(Stored dataset items)
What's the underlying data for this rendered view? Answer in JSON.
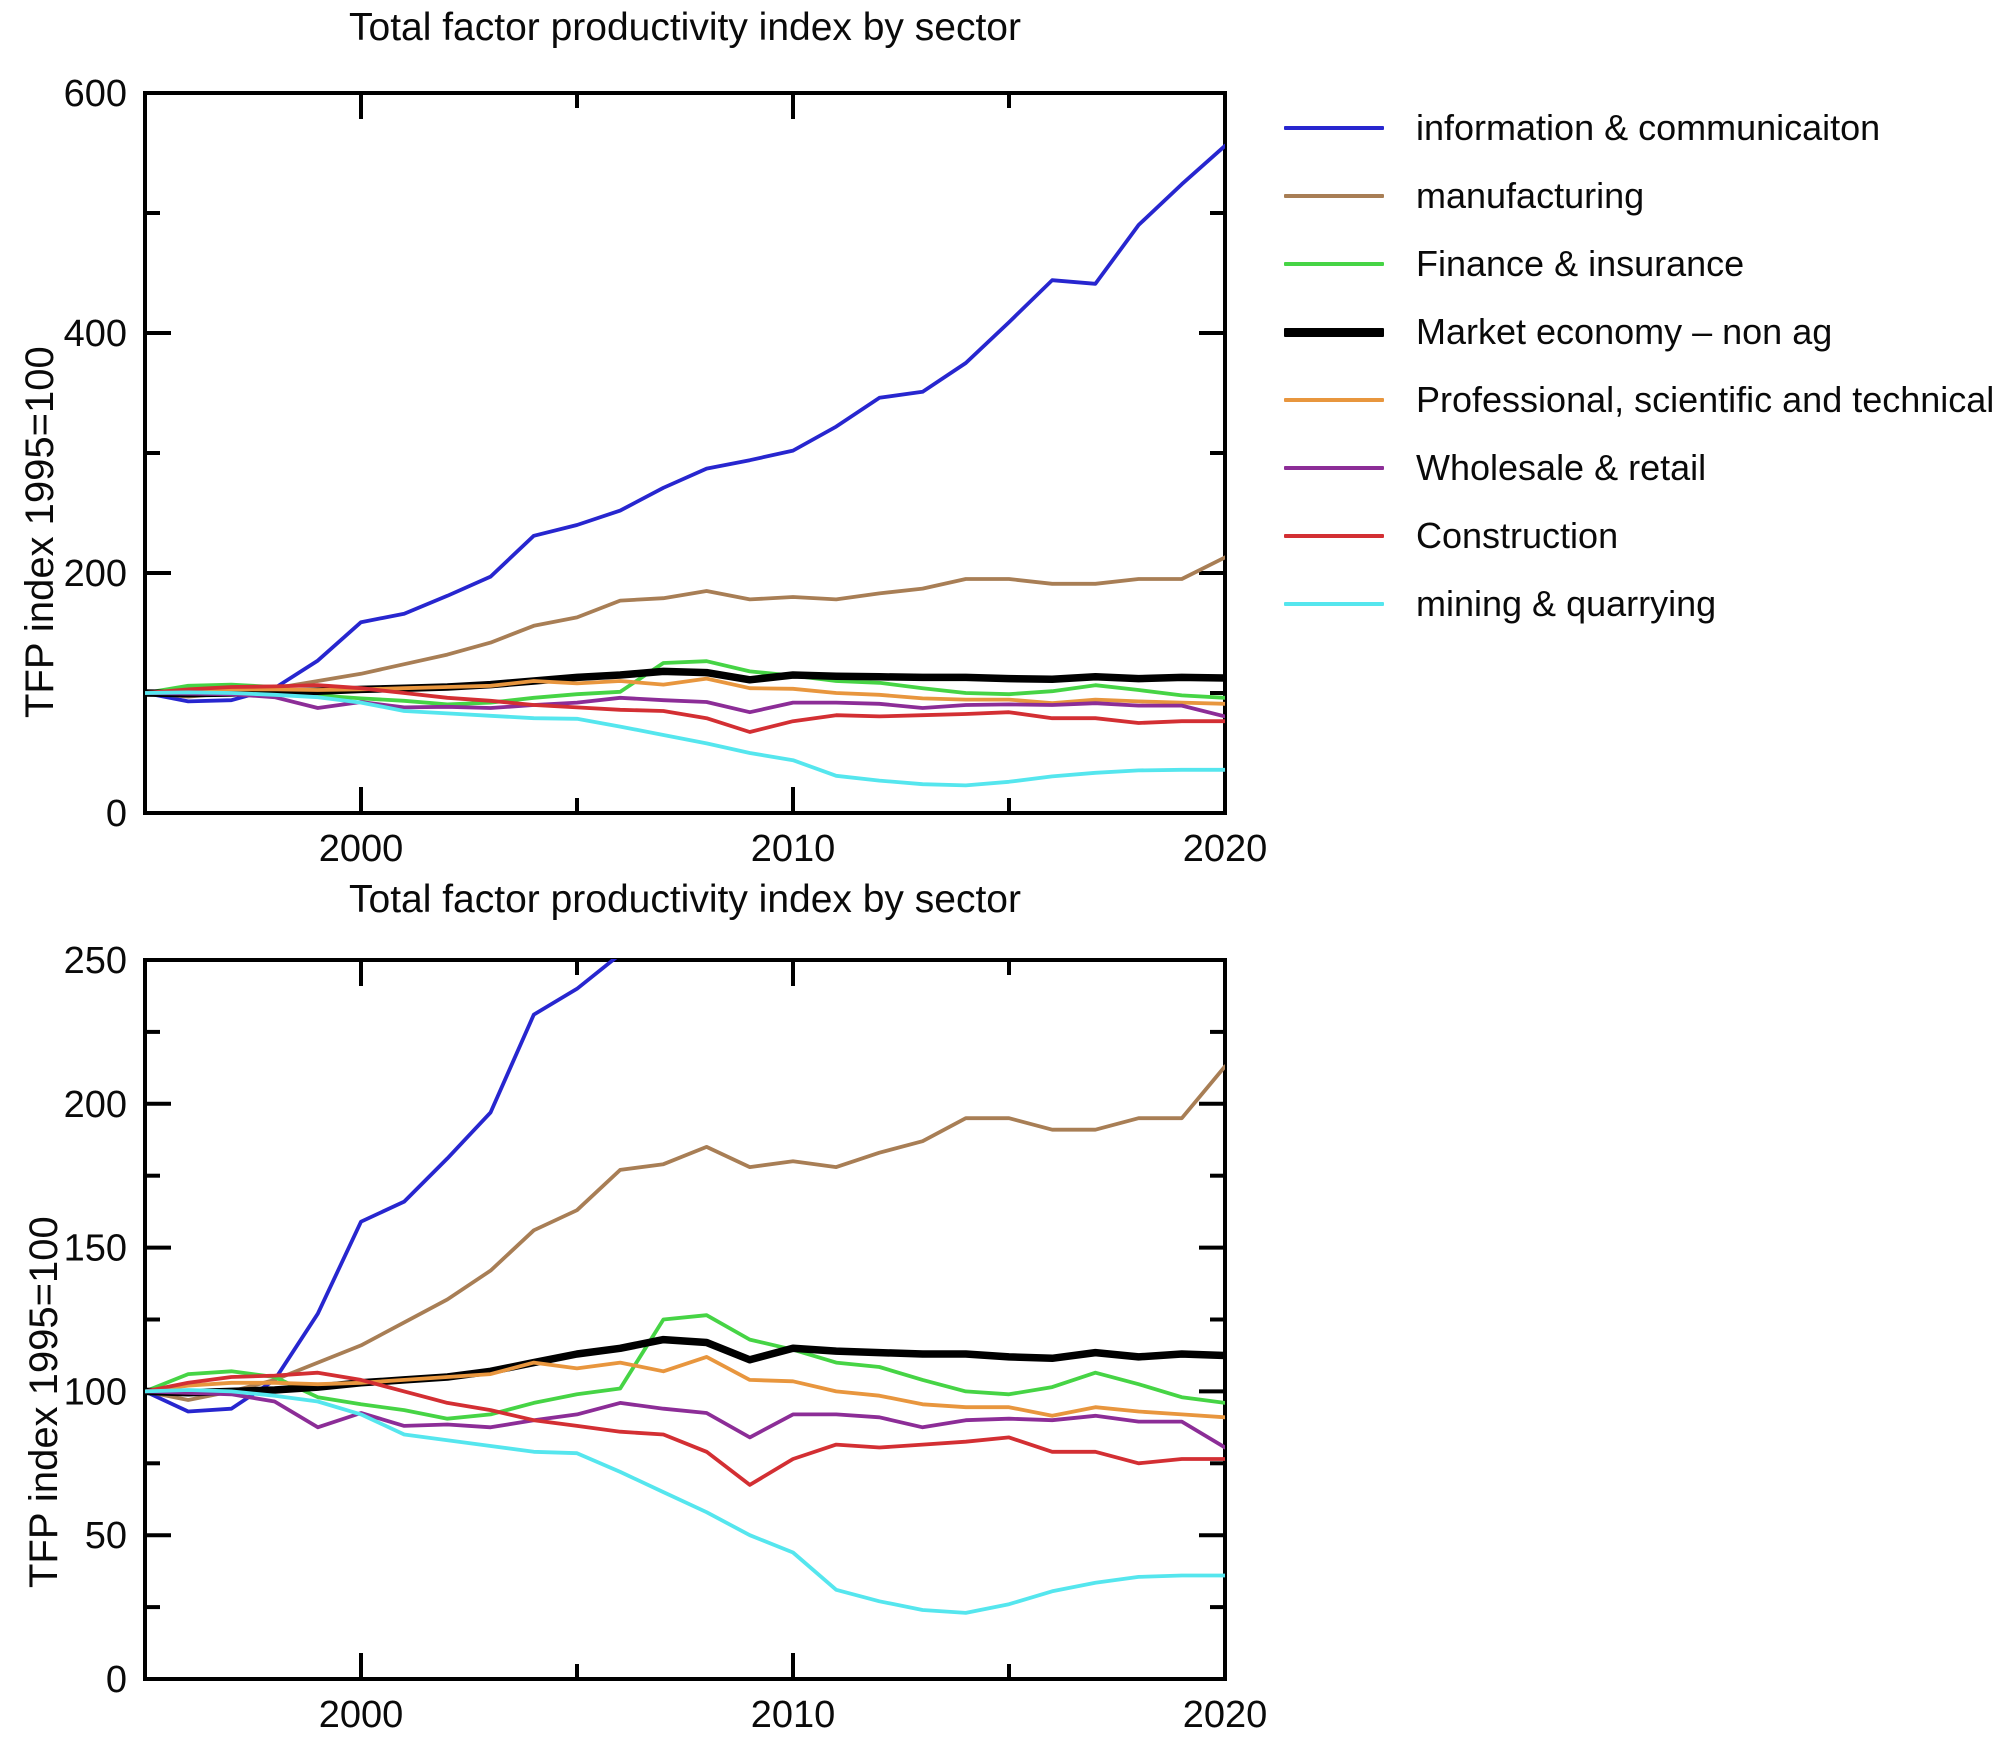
{
  "page": {
    "background": "#ffffff"
  },
  "chart_data": {
    "type": "line",
    "grid": false,
    "legend_position": "right-of-top-chart",
    "x_years": [
      1995,
      1996,
      1997,
      1998,
      1999,
      2000,
      2001,
      2002,
      2003,
      2004,
      2005,
      2006,
      2007,
      2008,
      2009,
      2010,
      2011,
      2012,
      2013,
      2014,
      2015,
      2016,
      2017,
      2018,
      2019,
      2020
    ],
    "xlim": [
      1995,
      2020
    ],
    "xticks_labeled": [
      2000,
      2010,
      2020
    ],
    "xticks_minor": [
      2005,
      2015
    ],
    "series": [
      {
        "name": "information & communicaiton",
        "color": "#2726cf",
        "thick": false,
        "values": [
          100,
          93,
          94,
          104,
          127,
          159,
          166,
          181,
          197,
          231,
          240,
          252,
          271,
          287,
          294,
          302,
          322,
          346,
          351,
          375,
          409,
          444,
          441,
          490,
          524,
          556
        ]
      },
      {
        "name": "manufacturing",
        "color": "#a87e55",
        "thick": false,
        "values": [
          100,
          97,
          100,
          104,
          110,
          116,
          124,
          132,
          142,
          156,
          163,
          177,
          179,
          185,
          178,
          180,
          178,
          183,
          187,
          195,
          195,
          191,
          191,
          195,
          195,
          213
        ]
      },
      {
        "name": "Finance & insurance",
        "color": "#46d445",
        "thick": false,
        "values": [
          100,
          106,
          107,
          105,
          98,
          95.5,
          93.5,
          90.5,
          92,
          96,
          99,
          101,
          125,
          126.5,
          118,
          114.5,
          110,
          108.5,
          104,
          100,
          99,
          101.5,
          106.5,
          102.5,
          98,
          96
        ]
      },
      {
        "name": "Market economy – non ag",
        "color": "#000000",
        "thick": true,
        "values": [
          100,
          99.5,
          100,
          100.5,
          101.5,
          103,
          104,
          105,
          107,
          110,
          113,
          115,
          118,
          117,
          111,
          115,
          114,
          113.5,
          113,
          113,
          112,
          111.5,
          113.5,
          112,
          113,
          112.5
        ]
      },
      {
        "name": "Professional, scientific and technical",
        "color": "#e8963e",
        "thick": false,
        "values": [
          100,
          102,
          103,
          103,
          102.5,
          103,
          104,
          105,
          106,
          110,
          108,
          110,
          107,
          112,
          104,
          103.5,
          100,
          98.5,
          95.5,
          94.5,
          94.5,
          91.5,
          94.5,
          93,
          92,
          91
        ]
      },
      {
        "name": "Wholesale & retail",
        "color": "#8c2d97",
        "thick": false,
        "values": [
          100,
          99.5,
          99,
          96.5,
          87.5,
          92.5,
          88,
          88.5,
          87.5,
          90,
          92,
          96,
          94,
          92.5,
          84,
          92,
          92,
          91,
          87.5,
          90,
          90.5,
          90,
          91.5,
          89.5,
          89.5,
          80.5
        ]
      },
      {
        "name": "Construction",
        "color": "#d32f33",
        "thick": false,
        "values": [
          100,
          103,
          105,
          105.5,
          106.5,
          104,
          100,
          96,
          93.5,
          90,
          88,
          86,
          85,
          79,
          67.5,
          76.5,
          81.5,
          80.5,
          81.5,
          82.5,
          84,
          79,
          79,
          75,
          76.5,
          76.5
        ]
      },
      {
        "name": "mining & quarrying",
        "color": "#55e6ee",
        "thick": false,
        "values": [
          100,
          100.5,
          100,
          98.5,
          96.5,
          92,
          85,
          83,
          81,
          79,
          78.5,
          72,
          65,
          58,
          50,
          44,
          31,
          27,
          24,
          23,
          26,
          30.5,
          33.5,
          35.5,
          36,
          36
        ]
      }
    ],
    "panels": [
      {
        "title": "Total factor productivity index by sector",
        "ylabel": "TFP index 1995=100",
        "ylim": [
          0,
          600
        ],
        "yticks_labeled": [
          0,
          200,
          400,
          600
        ],
        "yticks_minor": [
          100,
          300,
          500
        ]
      },
      {
        "title": "Total factor productivity index by sector",
        "ylabel": "TFP index 1995=100",
        "ylim": [
          0,
          250
        ],
        "yticks_labeled": [
          0,
          50,
          100,
          150,
          200,
          250
        ],
        "yticks_minor": [
          25,
          75,
          125,
          175,
          225
        ]
      }
    ]
  }
}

Prompt:
Above are several records. Count the lines among them that contain "name" and give only the total.

Task response:
8